■ DO THIS ■
Transcribe every entry word for word, but skip the images.

* Start AVAILABLE DATA *

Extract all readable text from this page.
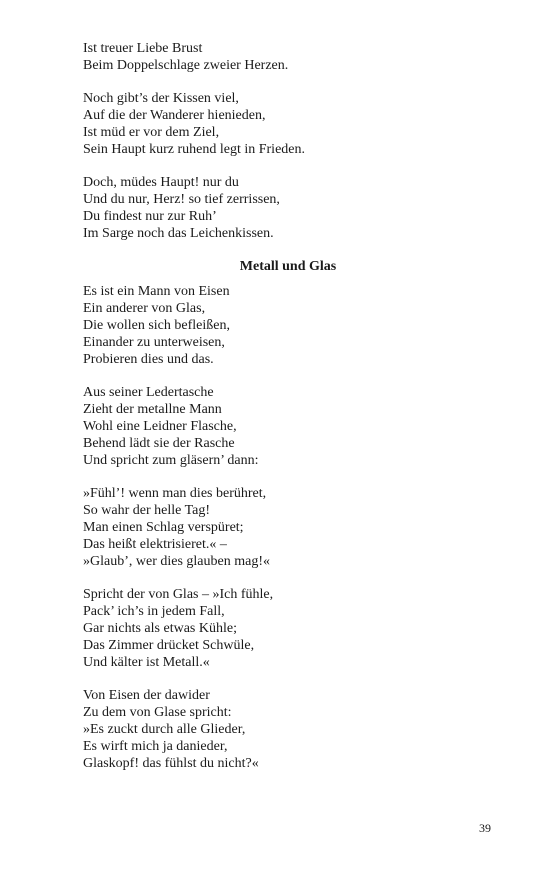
Ist treuer Liebe Brust
Beim Doppelschlage zweier Herzen.
Noch gibt’s der Kissen viel,
Auf die der Wanderer hienieden,
Ist müd er vor dem Ziel,
Sein Haupt kurz ruhend legt in Frieden.
Doch, müdes Haupt! nur du
Und du nur, Herz! so tief zerrissen,
Du findest nur zur Ruh’
Im Sarge noch das Leichenkissen.
Metall und Glas
Es ist ein Mann von Eisen
Ein anderer von Glas,
Die wollen sich befleißen,
Einander zu unterweisen,
Probieren dies und das.
Aus seiner Ledertasche
Zieht der metallne Mann
Wohl eine Leidner Flasche,
Behend lädt sie der Rasche
Und spricht zum gläsern’ dann:
»Fühl’! wenn man dies berühret,
So wahr der helle Tag!
Man einen Schlag verspüret;
Das heißt elektrisieret.« –
»Glaub’, wer dies glauben mag!«
Spricht der von Glas – »Ich fühle,
Pack’ ich’s in jedem Fall,
Gar nichts als etwas Kühle;
Das Zimmer drücket Schwüle,
Und kälter ist Metall.«
Von Eisen der dawider
Zu dem von Glase spricht:
»Es zuckt durch alle Glieder,
Es wirft mich ja danieder,
Glaskopf! das fühlst du nicht?«
39
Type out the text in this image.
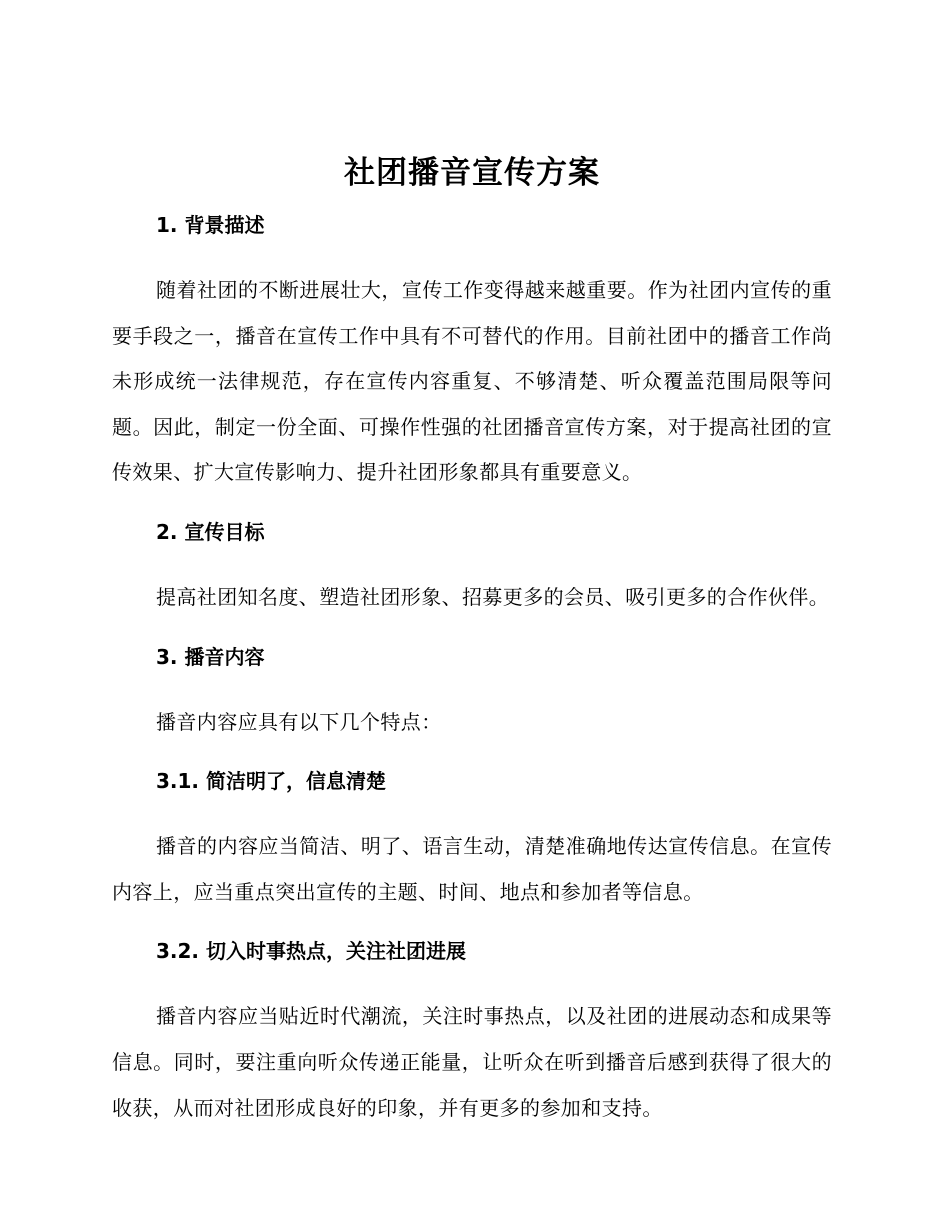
社团播音宣传方案
1. 背景描述

随着社团的不断进展壮大，宣传工作变得越来越重要。作为社团内宣传的重要手段之一，播音在宣传工作中具有不可替代的作用。目前社团中的播音工作尚未形成统一法律规范，存在宣传内容重复、不够清楚、听众覆盖范围局限等问题。因此，制定一份全面、可操作性强的社团播音宣传方案，对于提高社团的宣传效果、扩大宣传影响力、提升社团形象都具有重要意义。

2. 宣传目标

提高社团知名度、塑造社团形象、招募更多的会员、吸引更多的合作伙伴。

3. 播音内容

播音内容应具有以下几个特点：

3.1. 简洁明了，信息清楚

播音的内容应当简洁、明了、语言生动，清楚准确地传达宣传信息。在宣传内容上，应当重点突出宣传的主题、时间、地点和参加者等信息。

3.2. 切入时事热点，关注社团进展

播音内容应当贴近时代潮流，关注时事热点，以及社团的进展动态和成果等信息。同时，要注重向听众传递正能量，让听众在听到播音后感到获得了很大的收获，从而对社团形成良好的印象，并有更多的参加和支持。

* End AVAILABLE DATA *

■ EXERCISE RESULT ■
Extract all readable text from this page.
Ist treuer Liebe Brust
Beim Doppelschlage zweier Herzen.
Noch gibt’s der Kissen viel,
Auf die der Wanderer hienieden,
Ist müd er vor dem Ziel,
Sein Haupt kurz ruhend legt in Frieden.
Doch, müdes Haupt! nur du
Und du nur, Herz! so tief zerrissen,
Du findest nur zur Ruh’
Im Sarge noch das Leichenkissen.
Metall und Glas
Es ist ein Mann von Eisen
Ein anderer von Glas,
Die wollen sich befleißen,
Einander zu unterweisen,
Probieren dies und das.
Aus seiner Ledertasche
Zieht der metallne Mann
Wohl eine Leidner Flasche,
Behend lädt sie der Rasche
Und spricht zum gläsern’ dann:
»Fühl’! wenn man dies berühret,
So wahr der helle Tag!
Man einen Schlag verspüret;
Das heißt elektrisieret.« –
»Glaub’, wer dies glauben mag!«
Spricht der von Glas – »Ich fühle,
Pack’ ich’s in jedem Fall,
Gar nichts als etwas Kühle;
Das Zimmer drücket Schwüle,
Und kälter ist Metall.«
Von Eisen der dawider
Zu dem von Glase spricht:
»Es zuckt durch alle Glieder,
Es wirft mich ja danieder,
Glaskopf! das fühlst du nicht?«
39
Type out the text in this image.
社团播音宣传方案
1. 背景描述

随着社团的不断进展壮大，宣传工作变得越来越重要。作为社团内宣传的重要手段之一，播音在宣传工作中具有不可替代的作用。目前社团中的播音工作尚未形成统一法律规范，存在宣传内容重复、不够清楚、听众覆盖范围局限等问题。因此，制定一份全面、可操作性强的社团播音宣传方案，对于提高社团的宣传效果、扩大宣传影响力、提升社团形象都具有重要意义。

2. 宣传目标

提高社团知名度、塑造社团形象、招募更多的会员、吸引更多的合作伙伴。

3. 播音内容

播音内容应具有以下几个特点：

3.1. 简洁明了，信息清楚

播音的内容应当简洁、明了、语言生动，清楚准确地传达宣传信息。在宣传内容上，应当重点突出宣传的主题、时间、地点和参加者等信息。

3.2. 切入时事热点，关注社团进展

播音内容应当贴近时代潮流，关注时事热点，以及社团的进展动态和成果等信息。同时，要注重向听众传递正能量，让听众在听到播音后感到获得了很大的收获，从而对社团形成良好的印象，并有更多的参加和支持。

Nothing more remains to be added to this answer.